▶ Task requirements: Transcribe every line exactly and omit anything that is a picture.

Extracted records
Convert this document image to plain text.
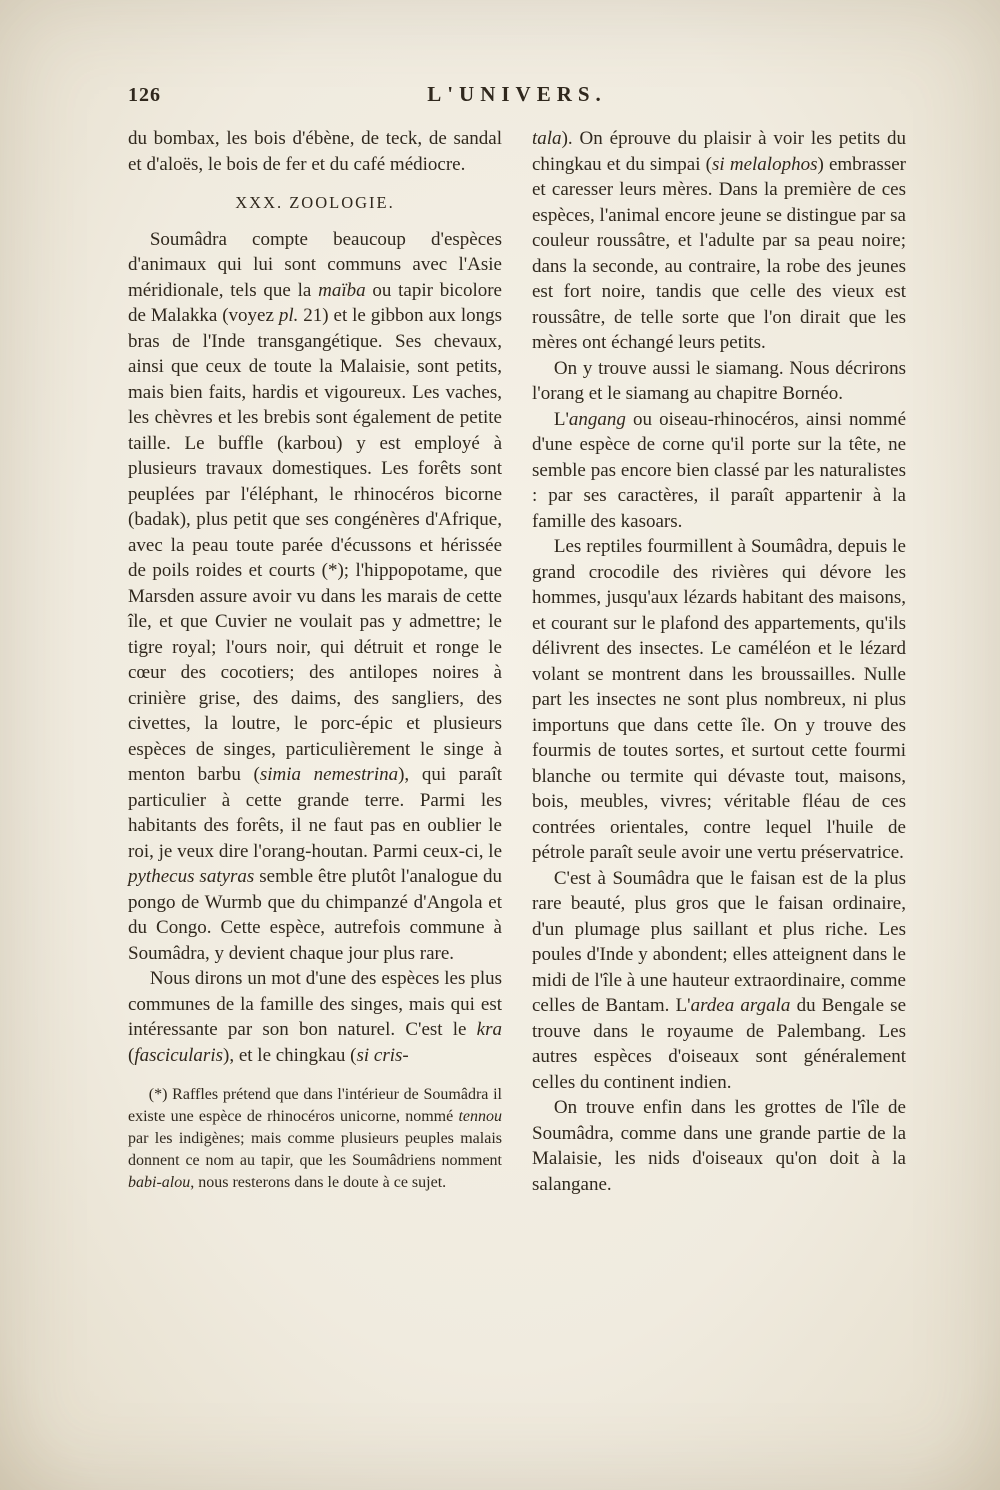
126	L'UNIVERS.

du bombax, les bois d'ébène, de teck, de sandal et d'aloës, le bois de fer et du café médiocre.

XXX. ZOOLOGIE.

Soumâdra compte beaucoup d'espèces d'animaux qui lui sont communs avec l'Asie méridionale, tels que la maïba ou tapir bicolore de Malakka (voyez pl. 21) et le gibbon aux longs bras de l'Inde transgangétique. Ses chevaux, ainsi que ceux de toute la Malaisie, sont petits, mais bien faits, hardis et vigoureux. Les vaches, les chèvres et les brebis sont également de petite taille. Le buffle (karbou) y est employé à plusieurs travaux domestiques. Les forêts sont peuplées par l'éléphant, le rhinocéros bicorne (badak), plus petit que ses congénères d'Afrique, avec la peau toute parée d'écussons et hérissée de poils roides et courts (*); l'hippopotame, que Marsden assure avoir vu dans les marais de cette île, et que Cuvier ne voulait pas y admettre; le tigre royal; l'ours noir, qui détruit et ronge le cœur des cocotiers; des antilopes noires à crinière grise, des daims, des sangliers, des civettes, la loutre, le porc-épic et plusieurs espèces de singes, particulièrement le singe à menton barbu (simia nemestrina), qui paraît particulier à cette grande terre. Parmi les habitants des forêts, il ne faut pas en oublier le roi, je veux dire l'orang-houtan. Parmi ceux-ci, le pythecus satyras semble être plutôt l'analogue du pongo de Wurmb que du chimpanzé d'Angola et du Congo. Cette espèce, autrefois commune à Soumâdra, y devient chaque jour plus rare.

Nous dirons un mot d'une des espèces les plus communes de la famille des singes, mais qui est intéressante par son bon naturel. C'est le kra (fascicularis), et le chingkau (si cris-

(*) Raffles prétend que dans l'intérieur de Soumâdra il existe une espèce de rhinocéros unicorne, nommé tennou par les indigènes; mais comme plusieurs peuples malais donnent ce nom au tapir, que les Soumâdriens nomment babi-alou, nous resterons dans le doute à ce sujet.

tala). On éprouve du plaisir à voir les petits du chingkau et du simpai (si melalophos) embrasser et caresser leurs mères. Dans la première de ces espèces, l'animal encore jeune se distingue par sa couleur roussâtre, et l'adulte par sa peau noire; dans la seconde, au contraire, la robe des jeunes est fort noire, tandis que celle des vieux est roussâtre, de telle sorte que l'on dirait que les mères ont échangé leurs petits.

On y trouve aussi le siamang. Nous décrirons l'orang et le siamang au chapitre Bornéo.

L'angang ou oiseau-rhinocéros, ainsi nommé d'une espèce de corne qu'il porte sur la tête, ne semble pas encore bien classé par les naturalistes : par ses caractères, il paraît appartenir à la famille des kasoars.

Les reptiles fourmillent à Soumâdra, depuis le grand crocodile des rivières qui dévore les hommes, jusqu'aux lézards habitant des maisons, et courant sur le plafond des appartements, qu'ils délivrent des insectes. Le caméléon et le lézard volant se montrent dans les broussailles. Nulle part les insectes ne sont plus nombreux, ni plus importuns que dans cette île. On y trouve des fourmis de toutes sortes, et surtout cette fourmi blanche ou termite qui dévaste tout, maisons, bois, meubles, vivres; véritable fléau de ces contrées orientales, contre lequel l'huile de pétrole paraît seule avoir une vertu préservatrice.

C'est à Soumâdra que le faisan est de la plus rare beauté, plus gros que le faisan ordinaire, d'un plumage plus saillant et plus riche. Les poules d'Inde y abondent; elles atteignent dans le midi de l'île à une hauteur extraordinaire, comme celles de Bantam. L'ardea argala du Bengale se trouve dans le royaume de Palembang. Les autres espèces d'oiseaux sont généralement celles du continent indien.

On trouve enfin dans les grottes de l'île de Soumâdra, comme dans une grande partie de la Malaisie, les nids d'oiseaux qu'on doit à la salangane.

▶ Task response:
Convert this document image to plain text.
126	L'UNIVERS.

du bombax, les bois d'ébène, de teck, de sandal et d'aloës, le bois de fer et du café médiocre.

XXX. ZOOLOGIE.

Soumâdra compte beaucoup d'espèces d'animaux qui lui sont communs avec l'Asie méridionale, tels que la maïba ou tapir bicolore de Malakka (voyez pl. 21) et le gibbon aux longs bras de l'Inde transgangétique. Ses chevaux, ainsi que ceux de toute la Malaisie, sont petits, mais bien faits, hardis et vigoureux. Les vaches, les chèvres et les brebis sont également de petite taille. Le buffle (karbou) y est employé à plusieurs travaux domestiques. Les forêts sont peuplées par l'éléphant, le rhinocéros bicorne (badak), plus petit que ses congénères d'Afrique, avec la peau toute parée d'écussons et hérissée de poils roides et courts (*); l'hippopotame, que Marsden assure avoir vu dans les marais de cette île, et que Cuvier ne voulait pas y admettre; le tigre royal; l'ours noir, qui détruit et ronge le cœur des cocotiers; des antilopes noires à crinière grise, des daims, des sangliers, des civettes, la loutre, le porc-épic et plusieurs espèces de singes, particulièrement le singe à menton barbu (simia nemestrina), qui paraît particulier à cette grande terre. Parmi les habitants des forêts, il ne faut pas en oublier le roi, je veux dire l'orang-houtan. Parmi ceux-ci, le pythecus satyras semble être plutôt l'analogue du pongo de Wurmb que du chimpanzé d'Angola et du Congo. Cette espèce, autrefois commune à Soumâdra, y devient chaque jour plus rare.

Nous dirons un mot d'une des espèces les plus communes de la famille des singes, mais qui est intéressante par son bon naturel. C'est le kra (fascicularis), et le chingkau (si cris-

(*) Raffles prétend que dans l'intérieur de Soumâdra il existe une espèce de rhinocéros unicorne, nommé tennou par les indigènes; mais comme plusieurs peuples malais donnent ce nom au tapir, que les Soumâdriens nomment babi-alou, nous resterons dans le doute à ce sujet.

tala). On éprouve du plaisir à voir les petits du chingkau et du simpai (si melalophos) embrasser et caresser leurs mères. Dans la première de ces espèces, l'animal encore jeune se distingue par sa couleur roussâtre, et l'adulte par sa peau noire; dans la seconde, au contraire, la robe des jeunes est fort noire, tandis que celle des vieux est roussâtre, de telle sorte que l'on dirait que les mères ont échangé leurs petits.

On y trouve aussi le siamang. Nous décrirons l'orang et le siamang au chapitre Bornéo.

L'angang ou oiseau-rhinocéros, ainsi nommé d'une espèce de corne qu'il porte sur la tête, ne semble pas encore bien classé par les naturalistes : par ses caractères, il paraît appartenir à la famille des kasoars.

Les reptiles fourmillent à Soumâdra, depuis le grand crocodile des rivières qui dévore les hommes, jusqu'aux lézards habitant des maisons, et courant sur le plafond des appartements, qu'ils délivrent des insectes. Le caméléon et le lézard volant se montrent dans les broussailles. Nulle part les insectes ne sont plus nombreux, ni plus importuns que dans cette île. On y trouve des fourmis de toutes sortes, et surtout cette fourmi blanche ou termite qui dévaste tout, maisons, bois, meubles, vivres; véritable fléau de ces contrées orientales, contre lequel l'huile de pétrole paraît seule avoir une vertu préservatrice.

C'est à Soumâdra que le faisan est de la plus rare beauté, plus gros que le faisan ordinaire, d'un plumage plus saillant et plus riche. Les poules d'Inde y abondent; elles atteignent dans le midi de l'île à une hauteur extraordinaire, comme celles de Bantam. L'ardea argala du Bengale se trouve dans le royaume de Palembang. Les autres espèces d'oiseaux sont généralement celles du continent indien.

On trouve enfin dans les grottes de l'île de Soumâdra, comme dans une grande partie de la Malaisie, les nids d'oiseaux qu'on doit à la salangane.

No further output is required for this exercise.